══ EXERCISE MATERIAL

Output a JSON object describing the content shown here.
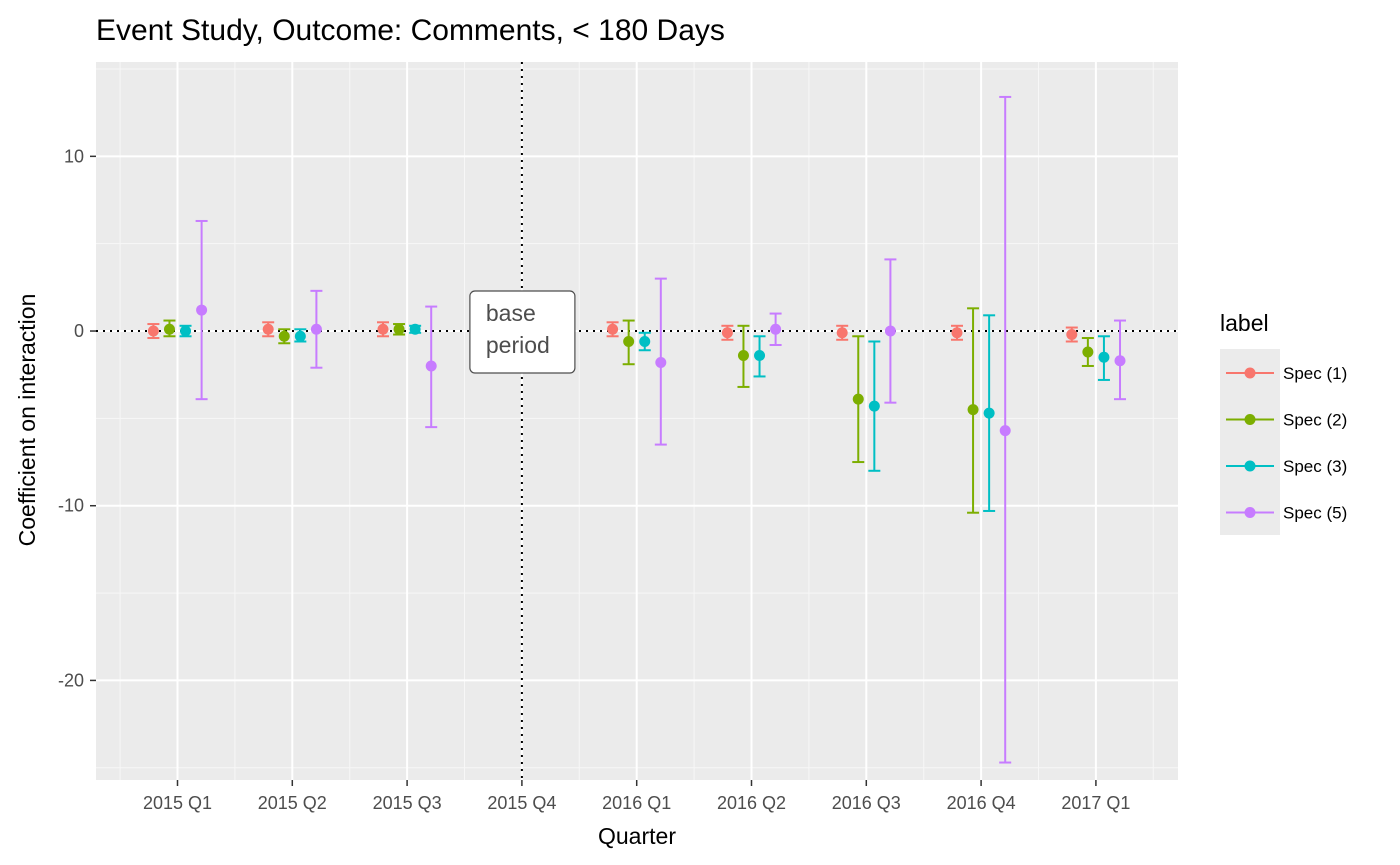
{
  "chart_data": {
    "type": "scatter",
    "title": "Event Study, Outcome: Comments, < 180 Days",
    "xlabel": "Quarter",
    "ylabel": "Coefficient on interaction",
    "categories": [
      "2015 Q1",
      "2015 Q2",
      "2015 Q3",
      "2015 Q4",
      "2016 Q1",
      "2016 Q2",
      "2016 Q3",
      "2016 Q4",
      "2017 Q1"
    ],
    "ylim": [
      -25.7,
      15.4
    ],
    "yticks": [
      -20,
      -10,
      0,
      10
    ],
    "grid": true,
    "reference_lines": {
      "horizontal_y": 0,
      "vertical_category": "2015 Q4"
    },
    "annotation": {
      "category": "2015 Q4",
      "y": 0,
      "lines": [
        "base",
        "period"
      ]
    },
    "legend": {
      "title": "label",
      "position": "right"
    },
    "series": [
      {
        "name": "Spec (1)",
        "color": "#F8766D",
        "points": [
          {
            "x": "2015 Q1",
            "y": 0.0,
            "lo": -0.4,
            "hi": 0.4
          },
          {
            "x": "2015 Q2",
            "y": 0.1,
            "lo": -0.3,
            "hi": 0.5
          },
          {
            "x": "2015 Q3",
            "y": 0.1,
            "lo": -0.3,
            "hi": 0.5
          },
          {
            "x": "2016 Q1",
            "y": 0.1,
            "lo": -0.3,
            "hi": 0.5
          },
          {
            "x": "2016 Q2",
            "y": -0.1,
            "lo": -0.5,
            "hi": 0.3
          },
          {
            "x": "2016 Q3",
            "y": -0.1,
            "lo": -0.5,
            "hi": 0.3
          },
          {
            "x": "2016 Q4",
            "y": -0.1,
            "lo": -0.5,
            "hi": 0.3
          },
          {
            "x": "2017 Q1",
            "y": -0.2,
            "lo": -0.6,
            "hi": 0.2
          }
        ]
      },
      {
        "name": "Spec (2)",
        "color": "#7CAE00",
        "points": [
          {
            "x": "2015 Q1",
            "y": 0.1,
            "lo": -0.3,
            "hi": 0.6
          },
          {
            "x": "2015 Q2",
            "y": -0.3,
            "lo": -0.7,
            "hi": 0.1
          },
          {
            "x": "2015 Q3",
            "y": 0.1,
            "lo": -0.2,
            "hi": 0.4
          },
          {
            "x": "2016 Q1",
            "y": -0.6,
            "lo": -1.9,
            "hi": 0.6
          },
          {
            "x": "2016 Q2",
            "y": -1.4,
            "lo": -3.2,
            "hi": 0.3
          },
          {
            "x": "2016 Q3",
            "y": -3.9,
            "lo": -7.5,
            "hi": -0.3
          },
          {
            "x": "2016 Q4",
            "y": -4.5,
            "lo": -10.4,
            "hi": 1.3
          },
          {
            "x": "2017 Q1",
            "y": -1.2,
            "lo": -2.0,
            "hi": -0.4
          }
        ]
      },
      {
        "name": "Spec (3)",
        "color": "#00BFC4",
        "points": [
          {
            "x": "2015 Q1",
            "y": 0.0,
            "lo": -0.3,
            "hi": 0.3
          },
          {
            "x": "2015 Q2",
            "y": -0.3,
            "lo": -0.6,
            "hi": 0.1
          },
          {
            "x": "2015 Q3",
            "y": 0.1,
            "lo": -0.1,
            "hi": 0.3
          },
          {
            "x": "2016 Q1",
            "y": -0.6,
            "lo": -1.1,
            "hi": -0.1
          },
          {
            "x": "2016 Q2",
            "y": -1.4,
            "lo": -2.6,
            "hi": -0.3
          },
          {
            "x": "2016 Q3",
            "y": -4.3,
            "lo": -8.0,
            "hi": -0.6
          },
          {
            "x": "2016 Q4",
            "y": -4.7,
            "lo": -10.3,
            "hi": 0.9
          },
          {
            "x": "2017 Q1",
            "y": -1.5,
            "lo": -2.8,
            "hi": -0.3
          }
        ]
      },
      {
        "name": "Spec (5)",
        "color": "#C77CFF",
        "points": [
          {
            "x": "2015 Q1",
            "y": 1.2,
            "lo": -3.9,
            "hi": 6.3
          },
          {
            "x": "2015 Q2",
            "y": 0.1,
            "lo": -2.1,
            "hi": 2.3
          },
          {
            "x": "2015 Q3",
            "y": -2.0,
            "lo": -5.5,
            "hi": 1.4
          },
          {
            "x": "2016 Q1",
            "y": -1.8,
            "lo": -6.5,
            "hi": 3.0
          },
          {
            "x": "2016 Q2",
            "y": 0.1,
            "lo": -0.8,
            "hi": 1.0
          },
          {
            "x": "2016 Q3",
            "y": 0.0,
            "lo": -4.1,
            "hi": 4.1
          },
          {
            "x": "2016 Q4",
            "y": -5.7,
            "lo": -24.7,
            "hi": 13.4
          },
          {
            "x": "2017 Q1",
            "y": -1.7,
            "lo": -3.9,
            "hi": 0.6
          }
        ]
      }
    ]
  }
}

════
══ EXERCISE MATERIAL

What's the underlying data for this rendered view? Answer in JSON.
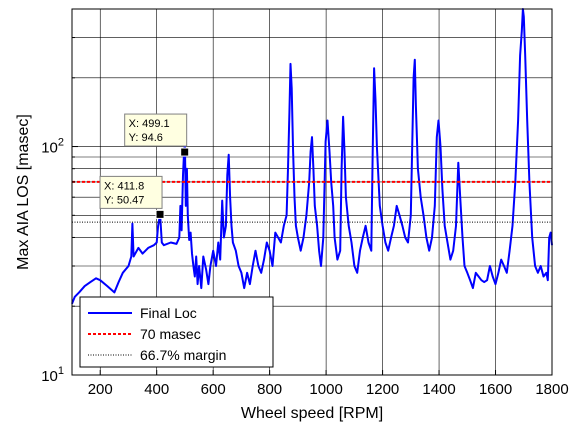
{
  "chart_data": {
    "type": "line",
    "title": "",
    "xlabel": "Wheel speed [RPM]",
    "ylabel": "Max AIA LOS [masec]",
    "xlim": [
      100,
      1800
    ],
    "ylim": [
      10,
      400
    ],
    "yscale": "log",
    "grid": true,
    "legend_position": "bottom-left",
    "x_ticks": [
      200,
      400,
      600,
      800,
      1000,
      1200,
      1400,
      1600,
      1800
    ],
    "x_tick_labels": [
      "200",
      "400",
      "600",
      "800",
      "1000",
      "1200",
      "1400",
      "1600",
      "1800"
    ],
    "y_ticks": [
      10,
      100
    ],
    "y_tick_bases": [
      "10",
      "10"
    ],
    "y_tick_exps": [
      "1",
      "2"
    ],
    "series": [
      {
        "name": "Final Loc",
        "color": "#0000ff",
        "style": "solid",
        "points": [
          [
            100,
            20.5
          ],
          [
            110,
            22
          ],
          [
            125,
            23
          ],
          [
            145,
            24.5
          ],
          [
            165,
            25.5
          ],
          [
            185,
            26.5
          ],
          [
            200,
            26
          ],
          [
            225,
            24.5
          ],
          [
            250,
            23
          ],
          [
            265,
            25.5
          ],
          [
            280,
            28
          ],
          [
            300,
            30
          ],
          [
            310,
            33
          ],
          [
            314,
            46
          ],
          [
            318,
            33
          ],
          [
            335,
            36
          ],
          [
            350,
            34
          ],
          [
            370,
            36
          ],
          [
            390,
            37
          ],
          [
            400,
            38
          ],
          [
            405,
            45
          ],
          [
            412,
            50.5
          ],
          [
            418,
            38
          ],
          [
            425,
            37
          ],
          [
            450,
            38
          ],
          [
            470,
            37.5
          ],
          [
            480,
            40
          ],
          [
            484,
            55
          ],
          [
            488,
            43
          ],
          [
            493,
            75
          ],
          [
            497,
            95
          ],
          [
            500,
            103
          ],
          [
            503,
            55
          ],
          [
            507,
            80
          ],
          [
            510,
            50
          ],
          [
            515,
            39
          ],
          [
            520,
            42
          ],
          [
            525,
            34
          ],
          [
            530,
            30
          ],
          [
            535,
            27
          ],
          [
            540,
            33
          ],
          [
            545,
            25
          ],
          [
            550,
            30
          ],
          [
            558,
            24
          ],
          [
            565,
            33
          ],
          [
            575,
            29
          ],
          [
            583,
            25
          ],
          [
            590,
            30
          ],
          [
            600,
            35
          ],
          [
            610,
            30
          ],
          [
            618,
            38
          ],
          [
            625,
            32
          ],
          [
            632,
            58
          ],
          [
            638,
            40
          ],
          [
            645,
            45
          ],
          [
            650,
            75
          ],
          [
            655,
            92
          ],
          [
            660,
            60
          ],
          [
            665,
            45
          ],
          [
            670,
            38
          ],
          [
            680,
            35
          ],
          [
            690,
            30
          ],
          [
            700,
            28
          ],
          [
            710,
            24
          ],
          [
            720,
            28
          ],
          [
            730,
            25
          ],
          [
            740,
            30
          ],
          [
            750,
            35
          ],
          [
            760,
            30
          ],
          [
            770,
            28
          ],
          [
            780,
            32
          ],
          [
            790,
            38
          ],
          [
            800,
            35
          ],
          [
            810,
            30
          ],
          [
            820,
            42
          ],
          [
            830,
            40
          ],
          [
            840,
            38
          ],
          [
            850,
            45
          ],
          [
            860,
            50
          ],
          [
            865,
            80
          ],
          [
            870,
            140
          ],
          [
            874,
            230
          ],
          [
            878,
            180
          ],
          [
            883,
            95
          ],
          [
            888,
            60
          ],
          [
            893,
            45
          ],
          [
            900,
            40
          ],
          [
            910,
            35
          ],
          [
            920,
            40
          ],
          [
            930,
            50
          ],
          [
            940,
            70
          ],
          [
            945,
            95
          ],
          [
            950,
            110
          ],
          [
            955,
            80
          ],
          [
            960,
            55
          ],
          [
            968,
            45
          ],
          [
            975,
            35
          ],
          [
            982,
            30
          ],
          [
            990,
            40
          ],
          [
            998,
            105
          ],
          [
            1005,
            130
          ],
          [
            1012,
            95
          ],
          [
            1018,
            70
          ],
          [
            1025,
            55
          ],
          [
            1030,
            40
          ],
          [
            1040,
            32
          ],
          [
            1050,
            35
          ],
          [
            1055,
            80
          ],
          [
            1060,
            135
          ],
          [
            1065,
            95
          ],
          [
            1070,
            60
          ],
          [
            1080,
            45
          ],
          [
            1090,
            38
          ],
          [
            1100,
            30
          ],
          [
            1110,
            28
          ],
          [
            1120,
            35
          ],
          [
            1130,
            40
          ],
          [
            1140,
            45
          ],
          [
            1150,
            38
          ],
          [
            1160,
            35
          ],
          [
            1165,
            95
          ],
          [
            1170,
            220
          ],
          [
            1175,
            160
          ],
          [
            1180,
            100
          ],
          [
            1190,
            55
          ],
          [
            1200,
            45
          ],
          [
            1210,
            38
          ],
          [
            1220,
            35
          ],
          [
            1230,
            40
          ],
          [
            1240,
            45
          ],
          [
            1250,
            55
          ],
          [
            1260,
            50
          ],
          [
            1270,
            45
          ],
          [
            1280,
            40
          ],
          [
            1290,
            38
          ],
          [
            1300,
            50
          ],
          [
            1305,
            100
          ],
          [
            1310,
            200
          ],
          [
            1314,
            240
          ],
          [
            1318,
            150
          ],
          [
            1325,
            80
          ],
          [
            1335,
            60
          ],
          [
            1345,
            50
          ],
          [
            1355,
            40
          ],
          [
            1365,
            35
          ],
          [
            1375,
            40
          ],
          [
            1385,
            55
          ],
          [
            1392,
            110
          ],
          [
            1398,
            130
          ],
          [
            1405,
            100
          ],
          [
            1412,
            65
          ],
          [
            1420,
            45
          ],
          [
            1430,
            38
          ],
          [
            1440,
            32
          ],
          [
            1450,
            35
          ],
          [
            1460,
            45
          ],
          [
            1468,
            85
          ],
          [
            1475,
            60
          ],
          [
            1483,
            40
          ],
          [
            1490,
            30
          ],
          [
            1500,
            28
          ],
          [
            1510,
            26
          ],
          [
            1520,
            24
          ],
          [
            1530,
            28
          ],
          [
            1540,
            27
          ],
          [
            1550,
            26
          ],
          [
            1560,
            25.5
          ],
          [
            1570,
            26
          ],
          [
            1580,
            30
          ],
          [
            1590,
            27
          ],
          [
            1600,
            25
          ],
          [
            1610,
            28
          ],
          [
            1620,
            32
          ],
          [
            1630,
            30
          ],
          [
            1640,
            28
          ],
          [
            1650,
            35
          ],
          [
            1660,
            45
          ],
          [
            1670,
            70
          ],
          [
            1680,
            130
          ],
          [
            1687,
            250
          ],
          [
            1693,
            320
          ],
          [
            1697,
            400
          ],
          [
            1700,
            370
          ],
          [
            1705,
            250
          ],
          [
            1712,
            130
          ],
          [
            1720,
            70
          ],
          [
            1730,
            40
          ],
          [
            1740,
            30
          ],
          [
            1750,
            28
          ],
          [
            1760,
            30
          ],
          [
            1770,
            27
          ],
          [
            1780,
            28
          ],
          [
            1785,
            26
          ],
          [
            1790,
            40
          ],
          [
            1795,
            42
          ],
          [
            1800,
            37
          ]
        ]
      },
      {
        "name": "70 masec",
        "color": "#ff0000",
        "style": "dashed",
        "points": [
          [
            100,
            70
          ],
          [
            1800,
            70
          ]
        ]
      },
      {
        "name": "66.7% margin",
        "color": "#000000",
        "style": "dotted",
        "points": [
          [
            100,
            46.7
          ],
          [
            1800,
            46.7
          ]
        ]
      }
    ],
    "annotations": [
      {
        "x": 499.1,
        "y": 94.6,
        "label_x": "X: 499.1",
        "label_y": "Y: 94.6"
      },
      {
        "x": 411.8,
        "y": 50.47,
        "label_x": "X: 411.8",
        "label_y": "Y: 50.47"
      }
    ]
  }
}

════

• _GOAL_
Tell how many lines above contain the word "xlabel". Give the number alone.

• _SOLUTION TO THE EXERCISE_
2